Locate the lines where "Wlkchkowych" occurs and copy them as they stand.

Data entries
(begin)

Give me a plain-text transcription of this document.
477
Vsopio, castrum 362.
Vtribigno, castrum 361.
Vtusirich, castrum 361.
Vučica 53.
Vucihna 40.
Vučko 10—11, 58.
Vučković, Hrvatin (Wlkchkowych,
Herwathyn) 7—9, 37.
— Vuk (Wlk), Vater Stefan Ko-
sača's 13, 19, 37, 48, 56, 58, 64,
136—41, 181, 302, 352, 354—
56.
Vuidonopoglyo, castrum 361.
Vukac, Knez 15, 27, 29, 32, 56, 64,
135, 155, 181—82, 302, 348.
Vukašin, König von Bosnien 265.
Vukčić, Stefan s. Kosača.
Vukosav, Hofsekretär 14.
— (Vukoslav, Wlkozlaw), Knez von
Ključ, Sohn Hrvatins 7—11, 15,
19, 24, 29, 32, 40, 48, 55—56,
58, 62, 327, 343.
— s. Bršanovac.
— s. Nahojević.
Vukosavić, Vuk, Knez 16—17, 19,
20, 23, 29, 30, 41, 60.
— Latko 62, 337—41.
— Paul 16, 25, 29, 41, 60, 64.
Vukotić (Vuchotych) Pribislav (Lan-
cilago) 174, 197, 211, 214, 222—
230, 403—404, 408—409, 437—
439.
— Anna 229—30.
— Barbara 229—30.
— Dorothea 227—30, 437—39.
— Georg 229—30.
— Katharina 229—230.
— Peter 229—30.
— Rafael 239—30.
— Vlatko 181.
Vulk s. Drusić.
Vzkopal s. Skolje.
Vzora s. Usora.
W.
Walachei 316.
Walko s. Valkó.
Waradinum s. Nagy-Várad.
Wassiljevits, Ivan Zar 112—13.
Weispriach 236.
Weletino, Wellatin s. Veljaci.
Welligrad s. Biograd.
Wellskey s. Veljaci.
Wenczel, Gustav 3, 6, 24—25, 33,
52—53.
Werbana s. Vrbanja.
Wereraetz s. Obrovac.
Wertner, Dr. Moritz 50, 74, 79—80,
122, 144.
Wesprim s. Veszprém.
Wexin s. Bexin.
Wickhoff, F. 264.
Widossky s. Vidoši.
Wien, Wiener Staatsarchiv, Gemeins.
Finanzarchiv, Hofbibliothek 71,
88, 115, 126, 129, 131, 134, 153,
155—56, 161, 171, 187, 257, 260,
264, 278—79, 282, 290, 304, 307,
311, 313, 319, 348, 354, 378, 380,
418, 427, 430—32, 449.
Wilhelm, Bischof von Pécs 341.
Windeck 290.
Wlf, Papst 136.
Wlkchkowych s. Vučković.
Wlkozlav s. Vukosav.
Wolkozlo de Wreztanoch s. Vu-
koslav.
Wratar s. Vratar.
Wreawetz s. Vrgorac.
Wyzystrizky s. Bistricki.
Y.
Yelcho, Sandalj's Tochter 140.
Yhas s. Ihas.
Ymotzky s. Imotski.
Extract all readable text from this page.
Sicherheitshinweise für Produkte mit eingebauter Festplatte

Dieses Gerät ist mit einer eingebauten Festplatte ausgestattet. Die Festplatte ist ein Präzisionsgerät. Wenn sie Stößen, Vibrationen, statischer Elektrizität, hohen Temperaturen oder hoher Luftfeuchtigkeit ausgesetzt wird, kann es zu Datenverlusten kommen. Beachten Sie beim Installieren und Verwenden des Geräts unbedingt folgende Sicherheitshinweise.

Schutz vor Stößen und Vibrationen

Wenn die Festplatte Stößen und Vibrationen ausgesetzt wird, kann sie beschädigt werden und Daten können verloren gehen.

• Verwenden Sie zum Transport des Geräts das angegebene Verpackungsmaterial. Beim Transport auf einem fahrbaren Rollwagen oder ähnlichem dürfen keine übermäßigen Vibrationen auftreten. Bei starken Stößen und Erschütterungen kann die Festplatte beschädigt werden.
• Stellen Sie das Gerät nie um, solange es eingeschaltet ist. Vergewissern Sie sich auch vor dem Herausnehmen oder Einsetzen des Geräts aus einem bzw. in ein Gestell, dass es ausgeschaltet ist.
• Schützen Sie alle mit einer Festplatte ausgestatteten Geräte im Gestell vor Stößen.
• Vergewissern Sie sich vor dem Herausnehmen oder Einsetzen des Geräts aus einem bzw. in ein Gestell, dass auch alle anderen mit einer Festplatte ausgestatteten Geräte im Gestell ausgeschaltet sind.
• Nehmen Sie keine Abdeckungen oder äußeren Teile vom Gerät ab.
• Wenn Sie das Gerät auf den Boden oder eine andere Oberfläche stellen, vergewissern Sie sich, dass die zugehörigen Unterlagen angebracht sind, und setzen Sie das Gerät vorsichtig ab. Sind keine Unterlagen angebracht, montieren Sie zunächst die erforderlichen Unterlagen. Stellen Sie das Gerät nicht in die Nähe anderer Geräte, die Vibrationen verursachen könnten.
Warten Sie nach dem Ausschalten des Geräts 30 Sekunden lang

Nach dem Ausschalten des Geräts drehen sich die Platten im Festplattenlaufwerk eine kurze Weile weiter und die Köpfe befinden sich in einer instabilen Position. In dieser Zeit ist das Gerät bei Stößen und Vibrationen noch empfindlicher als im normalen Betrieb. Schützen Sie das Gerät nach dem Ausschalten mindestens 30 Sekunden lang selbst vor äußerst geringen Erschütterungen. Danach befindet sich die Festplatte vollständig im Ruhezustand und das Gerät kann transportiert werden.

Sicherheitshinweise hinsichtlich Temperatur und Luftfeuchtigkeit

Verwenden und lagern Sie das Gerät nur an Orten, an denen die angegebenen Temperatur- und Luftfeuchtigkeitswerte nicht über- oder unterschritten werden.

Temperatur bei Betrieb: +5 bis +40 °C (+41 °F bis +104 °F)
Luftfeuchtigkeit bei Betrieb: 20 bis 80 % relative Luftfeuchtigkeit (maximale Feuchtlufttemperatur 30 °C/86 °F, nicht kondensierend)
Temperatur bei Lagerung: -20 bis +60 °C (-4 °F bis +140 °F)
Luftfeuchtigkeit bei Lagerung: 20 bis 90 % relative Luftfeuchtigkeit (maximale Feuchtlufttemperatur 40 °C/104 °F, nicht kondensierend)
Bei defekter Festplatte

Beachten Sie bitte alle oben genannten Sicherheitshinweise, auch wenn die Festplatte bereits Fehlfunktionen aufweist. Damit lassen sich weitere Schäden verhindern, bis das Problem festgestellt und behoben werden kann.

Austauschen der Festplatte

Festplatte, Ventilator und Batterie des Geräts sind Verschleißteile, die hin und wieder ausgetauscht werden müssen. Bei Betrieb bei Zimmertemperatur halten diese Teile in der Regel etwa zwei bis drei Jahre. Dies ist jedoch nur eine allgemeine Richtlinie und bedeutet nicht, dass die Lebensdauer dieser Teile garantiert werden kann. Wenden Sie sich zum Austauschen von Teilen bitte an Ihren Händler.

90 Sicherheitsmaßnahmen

(end)

- TASK RESULT:
Vučković, Hrvatin (Wlkchkowych,
Wlkchkowych s. Vučković.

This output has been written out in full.